● What the task asks
Copy all of the data below, line for line, without changing anything.

● Extracted records
· · · ·

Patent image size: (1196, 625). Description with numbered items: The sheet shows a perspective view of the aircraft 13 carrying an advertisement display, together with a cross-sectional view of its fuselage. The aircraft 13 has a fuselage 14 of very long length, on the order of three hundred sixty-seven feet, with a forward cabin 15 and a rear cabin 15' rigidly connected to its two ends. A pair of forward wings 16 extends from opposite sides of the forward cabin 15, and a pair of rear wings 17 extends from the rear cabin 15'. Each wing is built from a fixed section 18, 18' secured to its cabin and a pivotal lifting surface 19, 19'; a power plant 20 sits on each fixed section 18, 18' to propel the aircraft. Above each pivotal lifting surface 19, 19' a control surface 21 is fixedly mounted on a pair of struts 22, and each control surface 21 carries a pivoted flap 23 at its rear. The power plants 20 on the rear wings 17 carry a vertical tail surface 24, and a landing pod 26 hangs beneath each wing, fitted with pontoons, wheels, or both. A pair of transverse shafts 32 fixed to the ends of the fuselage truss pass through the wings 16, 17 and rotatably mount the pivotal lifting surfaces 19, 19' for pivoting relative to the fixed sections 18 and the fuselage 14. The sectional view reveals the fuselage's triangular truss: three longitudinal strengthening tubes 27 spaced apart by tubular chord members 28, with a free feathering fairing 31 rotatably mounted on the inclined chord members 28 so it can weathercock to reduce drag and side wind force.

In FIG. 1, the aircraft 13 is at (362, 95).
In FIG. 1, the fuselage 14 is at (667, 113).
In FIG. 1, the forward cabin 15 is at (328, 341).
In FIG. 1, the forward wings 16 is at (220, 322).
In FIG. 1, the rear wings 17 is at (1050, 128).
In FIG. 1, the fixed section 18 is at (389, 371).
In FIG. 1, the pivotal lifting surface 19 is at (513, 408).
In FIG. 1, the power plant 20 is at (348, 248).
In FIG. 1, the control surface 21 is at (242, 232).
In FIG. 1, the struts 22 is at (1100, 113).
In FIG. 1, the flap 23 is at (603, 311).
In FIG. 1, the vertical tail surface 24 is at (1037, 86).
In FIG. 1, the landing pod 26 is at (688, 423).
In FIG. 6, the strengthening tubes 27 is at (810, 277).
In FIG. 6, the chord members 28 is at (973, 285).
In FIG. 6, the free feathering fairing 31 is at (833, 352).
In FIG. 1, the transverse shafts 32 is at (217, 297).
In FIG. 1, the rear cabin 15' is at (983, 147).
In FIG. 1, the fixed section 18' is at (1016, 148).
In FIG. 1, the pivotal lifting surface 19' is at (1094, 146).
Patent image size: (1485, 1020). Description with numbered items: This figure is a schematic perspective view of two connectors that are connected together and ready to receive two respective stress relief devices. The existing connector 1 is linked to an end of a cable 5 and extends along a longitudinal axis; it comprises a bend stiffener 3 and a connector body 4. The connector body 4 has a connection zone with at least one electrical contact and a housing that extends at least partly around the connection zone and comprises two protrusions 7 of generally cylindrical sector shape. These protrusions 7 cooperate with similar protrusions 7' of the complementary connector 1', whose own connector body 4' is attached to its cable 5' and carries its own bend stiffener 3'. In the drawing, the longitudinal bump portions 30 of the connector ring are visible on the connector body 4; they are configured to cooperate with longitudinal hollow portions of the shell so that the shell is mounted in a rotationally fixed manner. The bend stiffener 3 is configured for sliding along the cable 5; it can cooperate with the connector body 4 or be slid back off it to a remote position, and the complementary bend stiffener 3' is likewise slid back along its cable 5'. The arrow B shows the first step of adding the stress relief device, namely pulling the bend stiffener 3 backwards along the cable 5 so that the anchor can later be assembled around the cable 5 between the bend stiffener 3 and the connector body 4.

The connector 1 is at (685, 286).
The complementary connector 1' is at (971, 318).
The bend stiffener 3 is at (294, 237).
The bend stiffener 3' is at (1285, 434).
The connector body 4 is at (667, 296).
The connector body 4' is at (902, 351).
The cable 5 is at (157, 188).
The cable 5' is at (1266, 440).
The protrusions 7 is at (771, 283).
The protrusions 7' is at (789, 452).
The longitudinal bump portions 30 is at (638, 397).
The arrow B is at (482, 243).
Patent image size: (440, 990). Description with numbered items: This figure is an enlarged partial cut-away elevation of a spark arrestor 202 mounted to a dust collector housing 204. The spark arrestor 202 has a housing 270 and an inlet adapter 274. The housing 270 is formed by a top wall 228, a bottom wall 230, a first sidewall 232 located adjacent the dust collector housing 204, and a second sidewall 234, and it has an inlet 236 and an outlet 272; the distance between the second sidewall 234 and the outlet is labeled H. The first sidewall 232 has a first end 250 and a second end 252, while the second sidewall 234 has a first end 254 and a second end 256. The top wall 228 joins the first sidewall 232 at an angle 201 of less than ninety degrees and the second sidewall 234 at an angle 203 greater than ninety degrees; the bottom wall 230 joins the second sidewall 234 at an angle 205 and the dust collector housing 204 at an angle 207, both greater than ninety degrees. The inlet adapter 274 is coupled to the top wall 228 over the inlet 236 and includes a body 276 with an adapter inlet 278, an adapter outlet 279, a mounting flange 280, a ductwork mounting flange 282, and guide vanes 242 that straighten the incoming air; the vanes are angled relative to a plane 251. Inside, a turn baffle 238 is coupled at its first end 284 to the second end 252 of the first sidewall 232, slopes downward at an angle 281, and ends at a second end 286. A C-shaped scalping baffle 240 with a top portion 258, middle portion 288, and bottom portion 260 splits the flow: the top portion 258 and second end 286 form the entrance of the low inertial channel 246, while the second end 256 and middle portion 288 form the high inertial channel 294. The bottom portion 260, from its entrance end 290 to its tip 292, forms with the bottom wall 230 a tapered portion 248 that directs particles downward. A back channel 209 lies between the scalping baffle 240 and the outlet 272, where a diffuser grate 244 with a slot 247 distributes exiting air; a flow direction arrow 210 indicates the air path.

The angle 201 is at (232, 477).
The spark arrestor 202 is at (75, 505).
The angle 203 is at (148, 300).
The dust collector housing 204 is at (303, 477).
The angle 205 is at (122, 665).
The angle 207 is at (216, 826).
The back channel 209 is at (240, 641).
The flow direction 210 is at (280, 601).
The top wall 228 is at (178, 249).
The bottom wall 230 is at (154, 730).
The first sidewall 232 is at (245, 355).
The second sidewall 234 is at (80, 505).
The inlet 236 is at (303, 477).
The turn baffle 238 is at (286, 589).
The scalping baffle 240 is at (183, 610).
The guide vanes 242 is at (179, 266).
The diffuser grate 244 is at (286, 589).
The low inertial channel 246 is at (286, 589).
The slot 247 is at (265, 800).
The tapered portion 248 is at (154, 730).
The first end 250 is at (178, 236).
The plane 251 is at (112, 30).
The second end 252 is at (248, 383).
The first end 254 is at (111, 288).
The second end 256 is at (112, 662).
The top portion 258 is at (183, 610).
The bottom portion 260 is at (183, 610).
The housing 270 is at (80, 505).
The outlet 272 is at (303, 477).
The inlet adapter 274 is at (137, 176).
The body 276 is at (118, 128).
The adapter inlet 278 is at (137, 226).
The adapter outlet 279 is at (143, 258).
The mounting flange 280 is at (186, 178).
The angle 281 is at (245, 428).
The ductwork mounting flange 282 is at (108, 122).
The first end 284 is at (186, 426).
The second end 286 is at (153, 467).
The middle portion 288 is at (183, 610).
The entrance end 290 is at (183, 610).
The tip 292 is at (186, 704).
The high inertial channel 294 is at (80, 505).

· · · ·

● The answer
Patent image size: (1196, 625). Description with numbered items: The sheet shows a perspective view of the aircraft 13 carrying an advertisement display, together with a cross-sectional view of its fuselage. The aircraft 13 has a fuselage 14 of very long length, on the order of three hundred sixty-seven feet, with a forward cabin 15 and a rear cabin 15' rigidly connected to its two ends. A pair of forward wings 16 extends from opposite sides of the forward cabin 15, and a pair of rear wings 17 extends from the rear cabin 15'. Each wing is built from a fixed section 18, 18' secured to its cabin and a pivotal lifting surface 19, 19'; a power plant 20 sits on each fixed section 18, 18' to propel the aircraft. Above each pivotal lifting surface 19, 19' a control surface 21 is fixedly mounted on a pair of struts 22, and each control surface 21 carries a pivoted flap 23 at its rear. The power plants 20 on the rear wings 17 carry a vertical tail surface 24, and a landing pod 26 hangs beneath each wing, fitted with pontoons, wheels, or both. A pair of transverse shafts 32 fixed to the ends of the fuselage truss pass through the wings 16, 17 and rotatably mount the pivotal lifting surfaces 19, 19' for pivoting relative to the fixed sections 18 and the fuselage 14. The sectional view reveals the fuselage's triangular truss: three longitudinal strengthening tubes 27 spaced apart by tubular chord members 28, with a free feathering fairing 31 rotatably mounted on the inclined chord members 28 so it can weathercock to reduce drag and side wind force.

In FIG. 1, the aircraft 13 is at (362, 95).
In FIG. 1, the fuselage 14 is at (667, 113).
In FIG. 1, the forward cabin 15 is at (328, 341).
In FIG. 1, the forward wings 16 is at (220, 322).
In FIG. 1, the rear wings 17 is at (1050, 128).
In FIG. 1, the fixed section 18 is at (389, 371).
In FIG. 1, the pivotal lifting surface 19 is at (513, 408).
In FIG. 1, the power plant 20 is at (348, 248).
In FIG. 1, the control surface 21 is at (242, 232).
In FIG. 1, the struts 22 is at (1100, 113).
In FIG. 1, the flap 23 is at (603, 311).
In FIG. 1, the vertical tail surface 24 is at (1037, 86).
In FIG. 1, the landing pod 26 is at (688, 423).
In FIG. 6, the strengthening tubes 27 is at (810, 277).
In FIG. 6, the chord members 28 is at (973, 285).
In FIG. 6, the free feathering fairing 31 is at (833, 352).
In FIG. 1, the transverse shafts 32 is at (217, 297).
In FIG. 1, the rear cabin 15' is at (983, 147).
In FIG. 1, the fixed section 18' is at (1016, 148).
In FIG. 1, the pivotal lifting surface 19' is at (1094, 146).
Patent image size: (1485, 1020). Description with numbered items: This figure is a schematic perspective view of two connectors that are connected together and ready to receive two respective stress relief devices. The existing connector 1 is linked to an end of a cable 5 and extends along a longitudinal axis; it comprises a bend stiffener 3 and a connector body 4. The connector body 4 has a connection zone with at least one electrical contact and a housing that extends at least partly around the connection zone and comprises two protrusions 7 of generally cylindrical sector shape. These protrusions 7 cooperate with similar protrusions 7' of the complementary connector 1', whose own connector body 4' is attached to its cable 5' and carries its own bend stiffener 3'. In the drawing, the longitudinal bump portions 30 of the connector ring are visible on the connector body 4; they are configured to cooperate with longitudinal hollow portions of the shell so that the shell is mounted in a rotationally fixed manner. The bend stiffener 3 is configured for sliding along the cable 5; it can cooperate with the connector body 4 or be slid back off it to a remote position, and the complementary bend stiffener 3' is likewise slid back along its cable 5'. The arrow B shows the first step of adding the stress relief device, namely pulling the bend stiffener 3 backwards along the cable 5 so that the anchor can later be assembled around the cable 5 between the bend stiffener 3 and the connector body 4.

The connector 1 is at (685, 286).
The complementary connector 1' is at (971, 318).
The bend stiffener 3 is at (294, 237).
The bend stiffener 3' is at (1285, 434).
The connector body 4 is at (667, 296).
The connector body 4' is at (902, 351).
The cable 5 is at (157, 188).
The cable 5' is at (1266, 440).
The protrusions 7 is at (771, 283).
The protrusions 7' is at (789, 452).
The longitudinal bump portions 30 is at (638, 397).
The arrow B is at (482, 243).
Patent image size: (440, 990). Description with numbered items: This figure is an enlarged partial cut-away elevation of a spark arrestor 202 mounted to a dust collector housing 204. The spark arrestor 202 has a housing 270 and an inlet adapter 274. The housing 270 is formed by a top wall 228, a bottom wall 230, a first sidewall 232 located adjacent the dust collector housing 204, and a second sidewall 234, and it has an inlet 236 and an outlet 272; the distance between the second sidewall 234 and the outlet is labeled H. The first sidewall 232 has a first end 250 and a second end 252, while the second sidewall 234 has a first end 254 and a second end 256. The top wall 228 joins the first sidewall 232 at an angle 201 of less than ninety degrees and the second sidewall 234 at an angle 203 greater than ninety degrees; the bottom wall 230 joins the second sidewall 234 at an angle 205 and the dust collector housing 204 at an angle 207, both greater than ninety degrees. The inlet adapter 274 is coupled to the top wall 228 over the inlet 236 and includes a body 276 with an adapter inlet 278, an adapter outlet 279, a mounting flange 280, a ductwork mounting flange 282, and guide vanes 242 that straighten the incoming air; the vanes are angled relative to a plane 251. Inside, a turn baffle 238 is coupled at its first end 284 to the second end 252 of the first sidewall 232, slopes downward at an angle 281, and ends at a second end 286. A C-shaped scalping baffle 240 with a top portion 258, middle portion 288, and bottom portion 260 splits the flow: the top portion 258 and second end 286 form the entrance of the low inertial channel 246, while the second end 256 and middle portion 288 form the high inertial channel 294. The bottom portion 260, from its entrance end 290 to its tip 292, forms with the bottom wall 230 a tapered portion 248 that directs particles downward. A back channel 209 lies between the scalping baffle 240 and the outlet 272, where a diffuser grate 244 with a slot 247 distributes exiting air; a flow direction arrow 210 indicates the air path.

The angle 201 is at (232, 477).
The spark arrestor 202 is at (75, 505).
The angle 203 is at (148, 300).
The dust collector housing 204 is at (303, 477).
The angle 205 is at (122, 665).
The angle 207 is at (216, 826).
The back channel 209 is at (240, 641).
The flow direction 210 is at (280, 601).
The top wall 228 is at (178, 249).
The bottom wall 230 is at (154, 730).
The first sidewall 232 is at (245, 355).
The second sidewall 234 is at (80, 505).
The inlet 236 is at (303, 477).
The turn baffle 238 is at (286, 589).
The scalping baffle 240 is at (183, 610).
The guide vanes 242 is at (179, 266).
The diffuser grate 244 is at (286, 589).
The low inertial channel 246 is at (286, 589).
The slot 247 is at (265, 800).
The tapered portion 248 is at (154, 730).
The first end 250 is at (178, 236).
The plane 251 is at (112, 30).
The second end 252 is at (248, 383).
The first end 254 is at (111, 288).
The second end 256 is at (112, 662).
The top portion 258 is at (183, 610).
The bottom portion 260 is at (183, 610).
The housing 270 is at (80, 505).
The outlet 272 is at (303, 477).
The inlet adapter 274 is at (137, 176).
The body 276 is at (118, 128).
The adapter inlet 278 is at (137, 226).
The adapter outlet 279 is at (143, 258).
The mounting flange 280 is at (186, 178).
The angle 281 is at (245, 428).
The ductwork mounting flange 282 is at (108, 122).
The first end 284 is at (186, 426).
The second end 286 is at (153, 467).
The middle portion 288 is at (183, 610).
The entrance end 290 is at (183, 610).
The tip 292 is at (186, 704).
The high inertial channel 294 is at (80, 505).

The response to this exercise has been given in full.